__DATA RECORDS__:
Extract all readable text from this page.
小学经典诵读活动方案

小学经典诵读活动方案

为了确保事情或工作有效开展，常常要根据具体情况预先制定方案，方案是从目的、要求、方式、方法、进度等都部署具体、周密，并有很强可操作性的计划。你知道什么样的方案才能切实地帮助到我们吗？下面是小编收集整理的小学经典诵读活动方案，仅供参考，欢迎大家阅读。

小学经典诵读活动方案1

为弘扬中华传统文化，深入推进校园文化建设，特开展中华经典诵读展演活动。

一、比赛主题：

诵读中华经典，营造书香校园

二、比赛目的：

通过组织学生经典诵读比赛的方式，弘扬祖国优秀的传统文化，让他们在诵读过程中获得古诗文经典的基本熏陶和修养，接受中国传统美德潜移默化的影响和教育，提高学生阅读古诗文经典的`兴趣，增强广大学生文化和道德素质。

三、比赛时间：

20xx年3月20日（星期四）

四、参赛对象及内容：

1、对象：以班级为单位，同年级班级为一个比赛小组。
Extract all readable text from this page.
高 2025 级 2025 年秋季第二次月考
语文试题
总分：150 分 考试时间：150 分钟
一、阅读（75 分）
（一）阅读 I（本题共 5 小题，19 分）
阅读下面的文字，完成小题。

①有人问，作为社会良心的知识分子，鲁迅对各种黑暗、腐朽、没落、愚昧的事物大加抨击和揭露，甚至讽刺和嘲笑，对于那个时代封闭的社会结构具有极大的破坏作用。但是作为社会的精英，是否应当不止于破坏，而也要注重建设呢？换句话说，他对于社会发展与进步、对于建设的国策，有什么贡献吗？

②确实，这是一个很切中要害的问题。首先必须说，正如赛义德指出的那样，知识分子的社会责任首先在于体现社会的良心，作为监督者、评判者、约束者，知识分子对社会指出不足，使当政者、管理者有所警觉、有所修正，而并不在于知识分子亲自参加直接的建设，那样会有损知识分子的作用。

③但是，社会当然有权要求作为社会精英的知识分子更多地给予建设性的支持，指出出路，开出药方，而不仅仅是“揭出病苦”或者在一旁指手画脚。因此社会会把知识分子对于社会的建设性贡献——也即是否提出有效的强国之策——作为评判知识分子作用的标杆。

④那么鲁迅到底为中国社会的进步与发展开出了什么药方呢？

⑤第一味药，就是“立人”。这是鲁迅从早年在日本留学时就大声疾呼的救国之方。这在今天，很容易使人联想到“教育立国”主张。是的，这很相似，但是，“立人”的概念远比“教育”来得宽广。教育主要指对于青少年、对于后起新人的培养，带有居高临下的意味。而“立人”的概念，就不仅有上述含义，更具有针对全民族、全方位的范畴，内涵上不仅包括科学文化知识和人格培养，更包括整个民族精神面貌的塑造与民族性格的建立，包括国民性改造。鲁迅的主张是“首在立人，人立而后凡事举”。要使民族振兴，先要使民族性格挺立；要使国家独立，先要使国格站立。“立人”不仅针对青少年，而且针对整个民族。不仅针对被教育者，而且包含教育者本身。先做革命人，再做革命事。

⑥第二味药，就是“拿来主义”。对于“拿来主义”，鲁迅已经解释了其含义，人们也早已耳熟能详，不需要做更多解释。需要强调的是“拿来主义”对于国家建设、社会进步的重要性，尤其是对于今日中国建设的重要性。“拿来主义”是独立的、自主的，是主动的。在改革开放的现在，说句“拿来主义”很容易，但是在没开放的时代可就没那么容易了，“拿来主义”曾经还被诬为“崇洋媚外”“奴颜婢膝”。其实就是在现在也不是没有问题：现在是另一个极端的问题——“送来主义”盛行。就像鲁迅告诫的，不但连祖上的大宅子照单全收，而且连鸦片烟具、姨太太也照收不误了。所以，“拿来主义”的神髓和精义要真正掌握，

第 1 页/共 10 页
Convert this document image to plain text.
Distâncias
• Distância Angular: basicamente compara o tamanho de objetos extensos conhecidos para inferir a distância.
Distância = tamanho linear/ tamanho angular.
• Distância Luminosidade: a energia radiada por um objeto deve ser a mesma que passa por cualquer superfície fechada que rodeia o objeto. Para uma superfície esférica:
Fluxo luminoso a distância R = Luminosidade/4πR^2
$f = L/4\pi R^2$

__WRITTEN TASK__: Output every entry shown above, exactly.

__THE SOLUTION__:
Extract all readable text from this page.
小学经典诵读活动方案

小学经典诵读活动方案

为了确保事情或工作有效开展，常常要根据具体情况预先制定方案，方案是从目的、要求、方式、方法、进度等都部署具体、周密，并有很强可操作性的计划。你知道什么样的方案才能切实地帮助到我们吗？下面是小编收集整理的小学经典诵读活动方案，仅供参考，欢迎大家阅读。

小学经典诵读活动方案1

为弘扬中华传统文化，深入推进校园文化建设，特开展中华经典诵读展演活动。

一、比赛主题：

诵读中华经典，营造书香校园

二、比赛目的：

通过组织学生经典诵读比赛的方式，弘扬祖国优秀的传统文化，让他们在诵读过程中获得古诗文经典的基本熏陶和修养，接受中国传统美德潜移默化的影响和教育，提高学生阅读古诗文经典的`兴趣，增强广大学生文化和道德素质。

三、比赛时间：

20xx年3月20日（星期四）

四、参赛对象及内容：

1、对象：以班级为单位，同年级班级为一个比赛小组。
Extract all readable text from this page.
高 2025 级 2025 年秋季第二次月考
语文试题
总分：150 分 考试时间：150 分钟
一、阅读（75 分）
（一）阅读 I（本题共 5 小题，19 分）
阅读下面的文字，完成小题。

①有人问，作为社会良心的知识分子，鲁迅对各种黑暗、腐朽、没落、愚昧的事物大加抨击和揭露，甚至讽刺和嘲笑，对于那个时代封闭的社会结构具有极大的破坏作用。但是作为社会的精英，是否应当不止于破坏，而也要注重建设呢？换句话说，他对于社会发展与进步、对于建设的国策，有什么贡献吗？

②确实，这是一个很切中要害的问题。首先必须说，正如赛义德指出的那样，知识分子的社会责任首先在于体现社会的良心，作为监督者、评判者、约束者，知识分子对社会指出不足，使当政者、管理者有所警觉、有所修正，而并不在于知识分子亲自参加直接的建设，那样会有损知识分子的作用。

③但是，社会当然有权要求作为社会精英的知识分子更多地给予建设性的支持，指出出路，开出药方，而不仅仅是“揭出病苦”或者在一旁指手画脚。因此社会会把知识分子对于社会的建设性贡献——也即是否提出有效的强国之策——作为评判知识分子作用的标杆。

④那么鲁迅到底为中国社会的进步与发展开出了什么药方呢？

⑤第一味药，就是“立人”。这是鲁迅从早年在日本留学时就大声疾呼的救国之方。这在今天，很容易使人联想到“教育立国”主张。是的，这很相似，但是，“立人”的概念远比“教育”来得宽广。教育主要指对于青少年、对于后起新人的培养，带有居高临下的意味。而“立人”的概念，就不仅有上述含义，更具有针对全民族、全方位的范畴，内涵上不仅包括科学文化知识和人格培养，更包括整个民族精神面貌的塑造与民族性格的建立，包括国民性改造。鲁迅的主张是“首在立人，人立而后凡事举”。要使民族振兴，先要使民族性格挺立；要使国家独立，先要使国格站立。“立人”不仅针对青少年，而且针对整个民族。不仅针对被教育者，而且包含教育者本身。先做革命人，再做革命事。

⑥第二味药，就是“拿来主义”。对于“拿来主义”，鲁迅已经解释了其含义，人们也早已耳熟能详，不需要做更多解释。需要强调的是“拿来主义”对于国家建设、社会进步的重要性，尤其是对于今日中国建设的重要性。“拿来主义”是独立的、自主的，是主动的。在改革开放的现在，说句“拿来主义”很容易，但是在没开放的时代可就没那么容易了，“拿来主义”曾经还被诬为“崇洋媚外”“奴颜婢膝”。其实就是在现在也不是没有问题：现在是另一个极端的问题——“送来主义”盛行。就像鲁迅告诫的，不但连祖上的大宅子照单全收，而且连鸦片烟具、姨太太也照收不误了。所以，“拿来主义”的神髓和精义要真正掌握，

第 1 页/共 10 页
Convert this document image to plain text.
Distâncias
• Distância Angular: basicamente compara o tamanho de objetos extensos conhecidos para inferir a distância.
Distância = tamanho linear/ tamanho angular.
• Distância Luminosidade: a energia radiada por um objeto deve ser a mesma que passa por cualquer superfície fechada que rodeia o objeto. Para uma superfície esférica:
Fluxo luminoso a distância R = Luminosidade/4πR^2
$f = L/4\pi R^2$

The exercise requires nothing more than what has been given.